* Begin Supplied entries *

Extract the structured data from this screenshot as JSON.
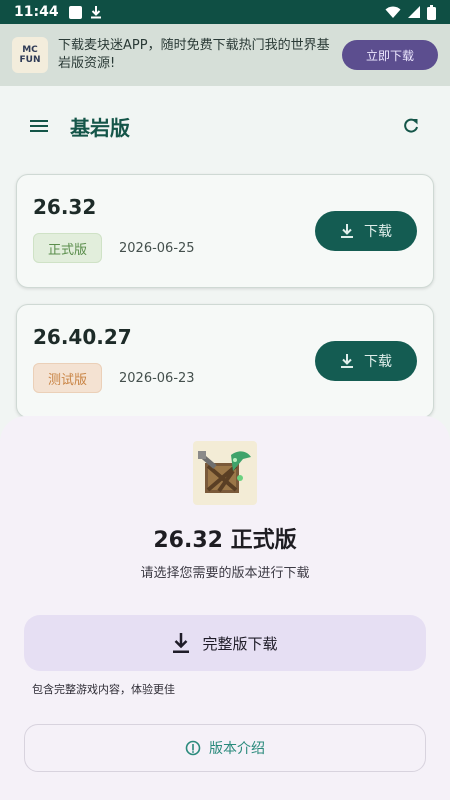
{
  "status_bar": {
    "time": "11:44"
  },
  "banner": {
    "logo_line1": "MC",
    "logo_line2": "FUN",
    "text": "下载麦块迷APP，随时免费下载热门我的世界基岩版资源!",
    "button_label": "立即下载"
  },
  "appbar": {
    "title": "基岩版"
  },
  "versions": [
    {
      "version": "26.32",
      "tag": "正式版",
      "date": "2026-06-25",
      "download_label": "下载"
    },
    {
      "version": "26.40.27",
      "tag": "测试版",
      "date": "2026-06-23",
      "download_label": "下载"
    }
  ],
  "sheet": {
    "title": "26.32 正式版",
    "subtitle": "请选择您需要的版本进行下载",
    "full_download_label": "完整版下载",
    "full_download_note": "包含完整游戏内容，体验更佳",
    "intro_label": "版本介绍"
  },
  "colors": {
    "primary": "#145c52",
    "status_bar": "#0f4f44",
    "banner_button": "#5c4e8f",
    "sheet_bg": "#f5f1f8",
    "full_button_bg": "#e6dff3",
    "stable_tag": "#5a8d4b",
    "beta_tag": "#c98546"
  }
}
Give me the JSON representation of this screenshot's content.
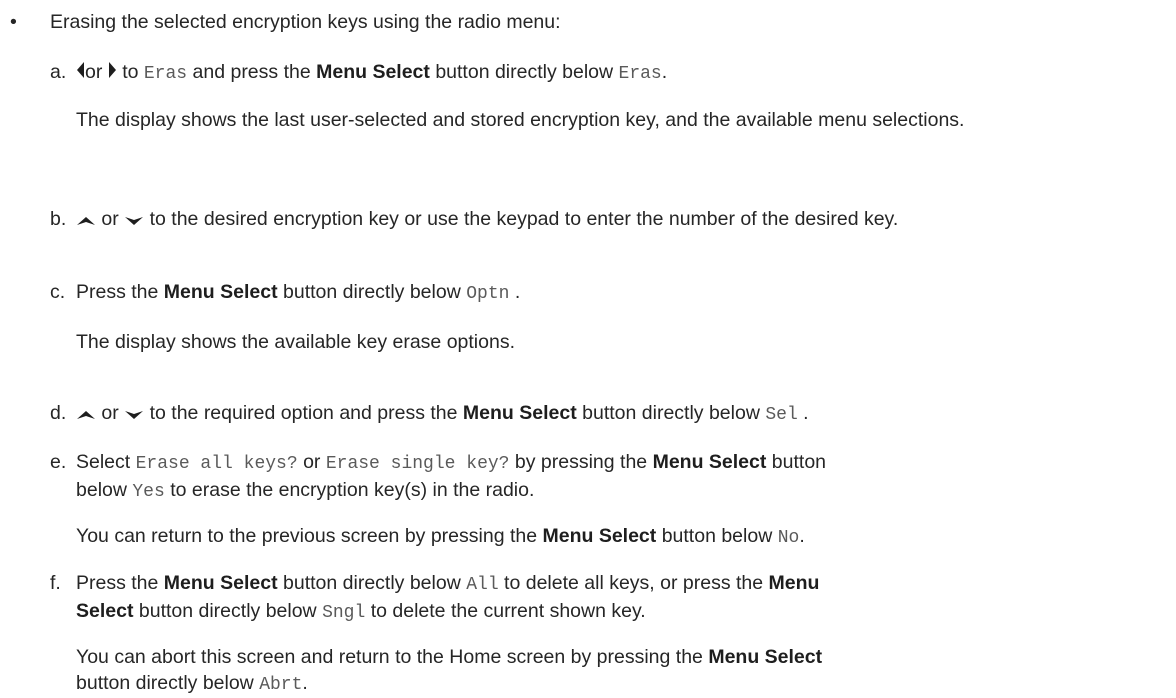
{
  "intro": {
    "bullet": "•",
    "text": "Erasing the selected encryption keys using the radio menu:"
  },
  "common": {
    "menu_select": "Menu Select",
    "menu": "Menu",
    "select": "Select",
    "or": "or"
  },
  "steps": {
    "a": {
      "letter": "a.",
      "t1": "to",
      "code1": "Eras",
      "t2": "and press the",
      "t3": "button directly below",
      "code2": "Eras",
      "t4": ".",
      "note": "The display shows the last user-selected and stored encryption key, and the available menu selections."
    },
    "b": {
      "letter": "b.",
      "t1": "to the desired encryption key or use the keypad to enter the number of the desired key."
    },
    "c": {
      "letter": "c.",
      "t1": "Press the",
      "t2": "button directly below",
      "code1": "Optn",
      "t3": ".",
      "note": "The display shows the available key erase options."
    },
    "d": {
      "letter": "d.",
      "t1": "to the required option and press the",
      "t2": "button directly below",
      "code1": "Sel",
      "t3": "."
    },
    "e": {
      "letter": "e.",
      "t1": "Select",
      "code1": "Erase all keys?",
      "t2": "or",
      "code2": "Erase single key?",
      "t3": "by pressing the",
      "t4": "button",
      "t5": "below",
      "code3": "Yes",
      "t6": "to erase the encryption key(s) in the radio.",
      "note1": "You can return to the previous screen by pressing the",
      "note2": "button below",
      "code4": "No",
      "note3": "."
    },
    "f": {
      "letter": "f.",
      "t1": "Press the",
      "t2": "button directly below",
      "code1": "All",
      "t3": "to delete all keys, or press the",
      "t4": "button directly below",
      "code2": "Sngl",
      "t5": "to delete the current shown key.",
      "note1": "You can abort this screen and return to the Home screen by pressing the",
      "note2": "button directly below",
      "code3": "Abrt",
      "note3": "."
    }
  },
  "icons": [
    "left-arrow-icon",
    "right-arrow-icon",
    "up-arrow-icon",
    "down-arrow-icon"
  ]
}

* End Supplied entries *

§ Stated problem
Repeat the entries exactly and keep the pictures out of the copy.

§ Solution
Extract the structured data from this screenshot as JSON.
{
  "status_bar": {
    "time": "11:44"
  },
  "banner": {
    "logo_line1": "MC",
    "logo_line2": "FUN",
    "text": "下载麦块迷APP，随时免费下载热门我的世界基岩版资源!",
    "button_label": "立即下载"
  },
  "appbar": {
    "title": "基岩版"
  },
  "versions": [
    {
      "version": "26.32",
      "tag": "正式版",
      "date": "2026-06-25",
      "download_label": "下载"
    },
    {
      "version": "26.40.27",
      "tag": "测试版",
      "date": "2026-06-23",
      "download_label": "下载"
    }
  ],
  "sheet": {
    "title": "26.32 正式版",
    "subtitle": "请选择您需要的版本进行下载",
    "full_download_label": "完整版下载",
    "full_download_note": "包含完整游戏内容，体验更佳",
    "intro_label": "版本介绍"
  },
  "colors": {
    "primary": "#145c52",
    "status_bar": "#0f4f44",
    "banner_button": "#5c4e8f",
    "sheet_bg": "#f5f1f8",
    "full_button_bg": "#e6dff3",
    "stable_tag": "#5a8d4b",
    "beta_tag": "#c98546"
  }
}
Give me the JSON representation of this screenshot's content.
{
  "intro": {
    "bullet": "•",
    "text": "Erasing the selected encryption keys using the radio menu:"
  },
  "common": {
    "menu_select": "Menu Select",
    "menu": "Menu",
    "select": "Select",
    "or": "or"
  },
  "steps": {
    "a": {
      "letter": "a.",
      "t1": "to",
      "code1": "Eras",
      "t2": "and press the",
      "t3": "button directly below",
      "code2": "Eras",
      "t4": ".",
      "note": "The display shows the last user-selected and stored encryption key, and the available menu selections."
    },
    "b": {
      "letter": "b.",
      "t1": "to the desired encryption key or use the keypad to enter the number of the desired key."
    },
    "c": {
      "letter": "c.",
      "t1": "Press the",
      "t2": "button directly below",
      "code1": "Optn",
      "t3": ".",
      "note": "The display shows the available key erase options."
    },
    "d": {
      "letter": "d.",
      "t1": "to the required option and press the",
      "t2": "button directly below",
      "code1": "Sel",
      "t3": "."
    },
    "e": {
      "letter": "e.",
      "t1": "Select",
      "code1": "Erase all keys?",
      "t2": "or",
      "code2": "Erase single key?",
      "t3": "by pressing the",
      "t4": "button",
      "t5": "below",
      "code3": "Yes",
      "t6": "to erase the encryption key(s) in the radio.",
      "note1": "You can return to the previous screen by pressing the",
      "note2": "button below",
      "code4": "No",
      "note3": "."
    },
    "f": {
      "letter": "f.",
      "t1": "Press the",
      "t2": "button directly below",
      "code1": "All",
      "t3": "to delete all keys, or press the",
      "t4": "button directly below",
      "code2": "Sngl",
      "t5": "to delete the current shown key.",
      "note1": "You can abort this screen and return to the Home screen by pressing the",
      "note2": "button directly below",
      "code3": "Abrt",
      "note3": "."
    }
  },
  "icons": [
    "left-arrow-icon",
    "right-arrow-icon",
    "up-arrow-icon",
    "down-arrow-icon"
  ]
}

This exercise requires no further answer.